YOUR INSTRUCTIONS — Return the listing below verbatim, keeping every line unchanged.

◆ ◆ ◆

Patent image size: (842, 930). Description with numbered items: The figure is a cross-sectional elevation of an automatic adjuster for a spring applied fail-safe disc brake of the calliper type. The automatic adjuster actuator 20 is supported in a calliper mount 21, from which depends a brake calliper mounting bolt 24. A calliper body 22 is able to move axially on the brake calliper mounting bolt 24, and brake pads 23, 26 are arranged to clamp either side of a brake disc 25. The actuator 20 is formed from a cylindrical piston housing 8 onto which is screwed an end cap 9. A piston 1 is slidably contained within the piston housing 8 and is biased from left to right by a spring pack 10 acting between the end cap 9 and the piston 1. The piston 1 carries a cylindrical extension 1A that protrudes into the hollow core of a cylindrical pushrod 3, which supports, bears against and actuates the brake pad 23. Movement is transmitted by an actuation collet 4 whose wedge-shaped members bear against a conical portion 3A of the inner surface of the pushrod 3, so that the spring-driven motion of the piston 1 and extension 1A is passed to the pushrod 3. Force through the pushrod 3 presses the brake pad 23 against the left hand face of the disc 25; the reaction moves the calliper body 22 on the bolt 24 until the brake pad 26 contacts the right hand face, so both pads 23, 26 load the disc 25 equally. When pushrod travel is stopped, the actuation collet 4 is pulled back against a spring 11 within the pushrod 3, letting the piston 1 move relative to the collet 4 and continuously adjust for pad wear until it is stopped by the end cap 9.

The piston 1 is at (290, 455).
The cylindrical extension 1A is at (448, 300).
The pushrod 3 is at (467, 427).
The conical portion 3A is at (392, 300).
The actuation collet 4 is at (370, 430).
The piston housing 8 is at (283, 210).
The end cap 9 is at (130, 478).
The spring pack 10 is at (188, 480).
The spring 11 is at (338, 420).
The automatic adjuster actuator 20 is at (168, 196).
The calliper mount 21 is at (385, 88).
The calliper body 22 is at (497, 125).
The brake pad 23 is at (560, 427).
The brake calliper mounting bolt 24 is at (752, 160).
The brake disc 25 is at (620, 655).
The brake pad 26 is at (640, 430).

◆ ◆ ◆

WRITTEN RESPONSE —
Patent image size: (842, 930). Description with numbered items: The figure is a cross-sectional elevation of an automatic adjuster for a spring applied fail-safe disc brake of the calliper type. The automatic adjuster actuator 20 is supported in a calliper mount 21, from which depends a brake calliper mounting bolt 24. A calliper body 22 is able to move axially on the brake calliper mounting bolt 24, and brake pads 23, 26 are arranged to clamp either side of a brake disc 25. The actuator 20 is formed from a cylindrical piston housing 8 onto which is screwed an end cap 9. A piston 1 is slidably contained within the piston housing 8 and is biased from left to right by a spring pack 10 acting between the end cap 9 and the piston 1. The piston 1 carries a cylindrical extension 1A that protrudes into the hollow core of a cylindrical pushrod 3, which supports, bears against and actuates the brake pad 23. Movement is transmitted by an actuation collet 4 whose wedge-shaped members bear against a conical portion 3A of the inner surface of the pushrod 3, so that the spring-driven motion of the piston 1 and extension 1A is passed to the pushrod 3. Force through the pushrod 3 presses the brake pad 23 against the left hand face of the disc 25; the reaction moves the calliper body 22 on the bolt 24 until the brake pad 26 contacts the right hand face, so both pads 23, 26 load the disc 25 equally. When pushrod travel is stopped, the actuation collet 4 is pulled back against a spring 11 within the pushrod 3, letting the piston 1 move relative to the collet 4 and continuously adjust for pad wear until it is stopped by the end cap 9.

The piston 1 is at (290, 455).
The cylindrical extension 1A is at (448, 300).
The pushrod 3 is at (467, 427).
The conical portion 3A is at (392, 300).
The actuation collet 4 is at (370, 430).
The piston housing 8 is at (283, 210).
The end cap 9 is at (130, 478).
The spring pack 10 is at (188, 480).
The spring 11 is at (338, 420).
The automatic adjuster actuator 20 is at (168, 196).
The calliper mount 21 is at (385, 88).
The calliper body 22 is at (497, 125).
The brake pad 23 is at (560, 427).
The brake calliper mounting bolt 24 is at (752, 160).
The brake disc 25 is at (620, 655).
The brake pad 26 is at (640, 430).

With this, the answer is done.